**TASK DIRECTIONS:**
Locate every line below that contains the word "jälkeen" and copy it.
• • • •
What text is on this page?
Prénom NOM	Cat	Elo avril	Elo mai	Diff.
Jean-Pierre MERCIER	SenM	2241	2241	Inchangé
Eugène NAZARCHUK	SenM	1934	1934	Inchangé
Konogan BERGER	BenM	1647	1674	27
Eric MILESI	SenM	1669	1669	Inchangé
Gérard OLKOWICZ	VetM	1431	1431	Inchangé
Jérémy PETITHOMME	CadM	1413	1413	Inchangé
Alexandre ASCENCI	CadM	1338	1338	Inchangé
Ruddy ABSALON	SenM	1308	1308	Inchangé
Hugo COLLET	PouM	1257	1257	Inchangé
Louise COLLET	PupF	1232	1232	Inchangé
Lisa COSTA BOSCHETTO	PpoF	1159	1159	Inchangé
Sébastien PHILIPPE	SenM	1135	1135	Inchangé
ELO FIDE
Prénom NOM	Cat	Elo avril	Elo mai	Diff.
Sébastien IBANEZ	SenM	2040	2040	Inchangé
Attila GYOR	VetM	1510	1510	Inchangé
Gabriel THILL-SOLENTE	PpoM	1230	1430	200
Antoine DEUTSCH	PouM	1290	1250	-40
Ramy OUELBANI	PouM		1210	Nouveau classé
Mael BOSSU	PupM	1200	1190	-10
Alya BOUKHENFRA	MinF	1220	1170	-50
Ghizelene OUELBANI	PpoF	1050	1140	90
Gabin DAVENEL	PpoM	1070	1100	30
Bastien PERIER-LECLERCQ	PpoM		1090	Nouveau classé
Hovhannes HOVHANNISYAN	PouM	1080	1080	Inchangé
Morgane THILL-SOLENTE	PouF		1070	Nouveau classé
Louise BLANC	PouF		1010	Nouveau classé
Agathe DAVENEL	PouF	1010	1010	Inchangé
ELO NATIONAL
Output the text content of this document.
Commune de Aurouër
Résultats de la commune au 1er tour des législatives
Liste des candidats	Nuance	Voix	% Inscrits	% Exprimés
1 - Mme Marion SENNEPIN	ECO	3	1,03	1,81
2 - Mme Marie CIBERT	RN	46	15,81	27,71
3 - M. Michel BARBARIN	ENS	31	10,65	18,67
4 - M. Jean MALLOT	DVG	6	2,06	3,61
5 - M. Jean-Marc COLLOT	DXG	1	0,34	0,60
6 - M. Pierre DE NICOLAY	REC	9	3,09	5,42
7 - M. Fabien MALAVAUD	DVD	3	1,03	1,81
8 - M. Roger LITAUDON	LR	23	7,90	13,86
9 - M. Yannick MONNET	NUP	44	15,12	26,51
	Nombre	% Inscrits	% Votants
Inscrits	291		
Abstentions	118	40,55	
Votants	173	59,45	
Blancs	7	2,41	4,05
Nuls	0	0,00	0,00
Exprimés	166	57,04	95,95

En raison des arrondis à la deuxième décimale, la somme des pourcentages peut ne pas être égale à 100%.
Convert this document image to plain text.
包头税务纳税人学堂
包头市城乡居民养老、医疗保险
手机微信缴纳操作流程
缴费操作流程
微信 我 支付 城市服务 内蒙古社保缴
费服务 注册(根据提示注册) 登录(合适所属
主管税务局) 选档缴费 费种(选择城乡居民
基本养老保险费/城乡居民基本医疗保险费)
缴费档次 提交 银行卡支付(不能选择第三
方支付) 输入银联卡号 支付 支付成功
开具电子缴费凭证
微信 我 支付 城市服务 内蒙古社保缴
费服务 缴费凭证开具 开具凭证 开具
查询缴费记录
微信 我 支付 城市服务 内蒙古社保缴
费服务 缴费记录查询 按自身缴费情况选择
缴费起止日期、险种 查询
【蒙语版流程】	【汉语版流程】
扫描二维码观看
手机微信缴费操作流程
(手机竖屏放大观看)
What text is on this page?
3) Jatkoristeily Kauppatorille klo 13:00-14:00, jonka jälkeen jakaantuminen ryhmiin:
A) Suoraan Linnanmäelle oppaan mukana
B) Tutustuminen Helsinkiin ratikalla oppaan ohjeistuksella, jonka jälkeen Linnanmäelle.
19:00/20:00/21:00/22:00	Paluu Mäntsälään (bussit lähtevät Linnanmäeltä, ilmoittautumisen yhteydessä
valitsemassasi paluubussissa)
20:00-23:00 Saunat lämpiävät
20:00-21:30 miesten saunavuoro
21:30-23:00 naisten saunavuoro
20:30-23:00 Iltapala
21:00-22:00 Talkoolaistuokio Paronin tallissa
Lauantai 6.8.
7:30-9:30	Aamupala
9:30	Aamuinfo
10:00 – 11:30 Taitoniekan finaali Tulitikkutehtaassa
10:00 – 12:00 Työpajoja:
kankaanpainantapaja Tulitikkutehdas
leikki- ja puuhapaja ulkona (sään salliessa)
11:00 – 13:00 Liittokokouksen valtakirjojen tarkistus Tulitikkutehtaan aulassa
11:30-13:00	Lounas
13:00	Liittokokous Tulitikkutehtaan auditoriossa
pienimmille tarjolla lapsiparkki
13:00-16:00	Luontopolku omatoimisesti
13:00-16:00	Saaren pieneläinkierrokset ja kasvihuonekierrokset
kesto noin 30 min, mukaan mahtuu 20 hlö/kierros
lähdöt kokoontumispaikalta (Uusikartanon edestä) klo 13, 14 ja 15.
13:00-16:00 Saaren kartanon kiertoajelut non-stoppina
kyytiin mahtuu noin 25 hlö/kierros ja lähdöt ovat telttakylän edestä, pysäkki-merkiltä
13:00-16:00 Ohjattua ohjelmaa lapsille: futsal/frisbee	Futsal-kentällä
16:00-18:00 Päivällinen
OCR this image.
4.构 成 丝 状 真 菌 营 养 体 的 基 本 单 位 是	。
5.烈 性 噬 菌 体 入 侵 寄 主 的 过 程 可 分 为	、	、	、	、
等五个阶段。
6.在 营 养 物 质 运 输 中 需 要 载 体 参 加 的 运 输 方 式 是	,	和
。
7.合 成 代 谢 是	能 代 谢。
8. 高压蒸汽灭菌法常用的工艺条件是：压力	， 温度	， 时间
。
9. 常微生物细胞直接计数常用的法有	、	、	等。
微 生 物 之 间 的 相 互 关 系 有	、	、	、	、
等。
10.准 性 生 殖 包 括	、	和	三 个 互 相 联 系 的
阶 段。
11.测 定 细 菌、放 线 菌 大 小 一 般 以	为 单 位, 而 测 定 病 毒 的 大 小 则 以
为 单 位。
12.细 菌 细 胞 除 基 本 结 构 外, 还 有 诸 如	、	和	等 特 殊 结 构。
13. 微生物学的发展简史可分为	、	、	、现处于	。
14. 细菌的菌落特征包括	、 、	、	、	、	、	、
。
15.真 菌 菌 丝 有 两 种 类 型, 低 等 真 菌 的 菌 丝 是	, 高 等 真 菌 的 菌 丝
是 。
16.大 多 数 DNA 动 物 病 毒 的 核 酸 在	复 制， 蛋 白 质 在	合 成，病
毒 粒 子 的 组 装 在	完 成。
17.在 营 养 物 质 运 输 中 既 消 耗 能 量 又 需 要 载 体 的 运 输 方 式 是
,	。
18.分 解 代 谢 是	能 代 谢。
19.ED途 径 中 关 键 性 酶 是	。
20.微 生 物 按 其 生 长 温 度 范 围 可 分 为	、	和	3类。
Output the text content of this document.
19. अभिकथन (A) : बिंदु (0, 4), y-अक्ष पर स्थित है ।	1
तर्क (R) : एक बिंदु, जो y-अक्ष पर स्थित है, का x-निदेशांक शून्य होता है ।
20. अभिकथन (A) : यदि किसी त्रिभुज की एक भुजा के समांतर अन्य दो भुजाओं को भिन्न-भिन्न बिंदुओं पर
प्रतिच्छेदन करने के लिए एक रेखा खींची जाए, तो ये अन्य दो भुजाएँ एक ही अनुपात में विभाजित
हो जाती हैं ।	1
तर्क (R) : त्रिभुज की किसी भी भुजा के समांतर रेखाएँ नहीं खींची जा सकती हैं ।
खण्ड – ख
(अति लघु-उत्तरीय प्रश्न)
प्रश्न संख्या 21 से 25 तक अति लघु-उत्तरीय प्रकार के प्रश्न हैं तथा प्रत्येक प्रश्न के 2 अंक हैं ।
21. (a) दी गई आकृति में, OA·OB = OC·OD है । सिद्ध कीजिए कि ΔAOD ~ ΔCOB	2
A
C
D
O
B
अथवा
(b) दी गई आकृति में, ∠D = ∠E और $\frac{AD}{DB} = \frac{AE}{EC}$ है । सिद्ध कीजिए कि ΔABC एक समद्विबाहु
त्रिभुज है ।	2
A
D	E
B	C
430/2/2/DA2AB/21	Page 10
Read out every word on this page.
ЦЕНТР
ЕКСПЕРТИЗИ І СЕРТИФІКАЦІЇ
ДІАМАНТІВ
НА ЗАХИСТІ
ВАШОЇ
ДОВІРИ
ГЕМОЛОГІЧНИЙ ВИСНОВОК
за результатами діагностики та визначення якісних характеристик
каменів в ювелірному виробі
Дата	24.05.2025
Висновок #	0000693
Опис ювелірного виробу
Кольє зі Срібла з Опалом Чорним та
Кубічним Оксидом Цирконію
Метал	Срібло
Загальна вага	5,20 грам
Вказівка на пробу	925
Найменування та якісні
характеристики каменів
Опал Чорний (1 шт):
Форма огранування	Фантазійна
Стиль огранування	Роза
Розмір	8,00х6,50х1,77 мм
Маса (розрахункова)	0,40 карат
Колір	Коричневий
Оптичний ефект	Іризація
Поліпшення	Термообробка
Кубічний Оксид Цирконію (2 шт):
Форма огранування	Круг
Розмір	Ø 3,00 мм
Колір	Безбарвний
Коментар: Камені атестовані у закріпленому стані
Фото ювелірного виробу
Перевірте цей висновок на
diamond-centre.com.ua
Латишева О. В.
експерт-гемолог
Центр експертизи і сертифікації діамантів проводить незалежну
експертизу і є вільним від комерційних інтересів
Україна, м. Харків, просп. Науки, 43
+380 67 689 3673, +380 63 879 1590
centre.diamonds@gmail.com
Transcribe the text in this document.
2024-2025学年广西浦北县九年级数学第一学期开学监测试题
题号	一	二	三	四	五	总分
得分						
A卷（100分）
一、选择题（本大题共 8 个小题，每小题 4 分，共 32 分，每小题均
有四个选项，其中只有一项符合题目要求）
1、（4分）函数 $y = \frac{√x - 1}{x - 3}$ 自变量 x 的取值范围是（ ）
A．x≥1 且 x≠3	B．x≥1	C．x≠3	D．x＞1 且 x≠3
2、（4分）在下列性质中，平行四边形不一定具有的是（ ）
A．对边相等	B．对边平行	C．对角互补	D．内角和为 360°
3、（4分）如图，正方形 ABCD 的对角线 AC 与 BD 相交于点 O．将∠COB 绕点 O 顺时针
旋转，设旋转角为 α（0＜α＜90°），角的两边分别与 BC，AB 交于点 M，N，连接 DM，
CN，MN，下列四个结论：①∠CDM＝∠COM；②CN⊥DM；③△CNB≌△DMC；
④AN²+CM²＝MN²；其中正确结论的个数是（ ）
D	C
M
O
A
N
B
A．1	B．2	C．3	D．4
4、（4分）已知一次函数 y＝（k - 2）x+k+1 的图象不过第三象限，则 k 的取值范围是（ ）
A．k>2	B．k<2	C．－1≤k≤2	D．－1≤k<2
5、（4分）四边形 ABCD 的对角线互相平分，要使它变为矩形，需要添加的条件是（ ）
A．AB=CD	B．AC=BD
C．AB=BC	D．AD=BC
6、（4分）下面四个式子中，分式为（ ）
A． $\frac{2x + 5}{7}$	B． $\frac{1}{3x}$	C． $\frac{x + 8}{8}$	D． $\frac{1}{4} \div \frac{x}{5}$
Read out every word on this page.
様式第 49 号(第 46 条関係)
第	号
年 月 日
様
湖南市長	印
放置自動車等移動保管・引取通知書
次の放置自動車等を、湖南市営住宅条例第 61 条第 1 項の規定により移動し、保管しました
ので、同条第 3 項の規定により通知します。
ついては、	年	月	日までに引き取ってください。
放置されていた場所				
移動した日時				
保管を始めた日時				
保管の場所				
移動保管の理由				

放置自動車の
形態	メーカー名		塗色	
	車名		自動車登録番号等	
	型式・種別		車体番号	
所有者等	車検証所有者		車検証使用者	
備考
• • • •
**SOLUTION:**
3) Jatkoristeily Kauppatorille klo 13:00-14:00, jonka jälkeen jakaantuminen ryhmiin:
B) Tutustuminen Helsinkiin ratikalla oppaan ohjeistuksella, jonka jälkeen Linnanmäelle.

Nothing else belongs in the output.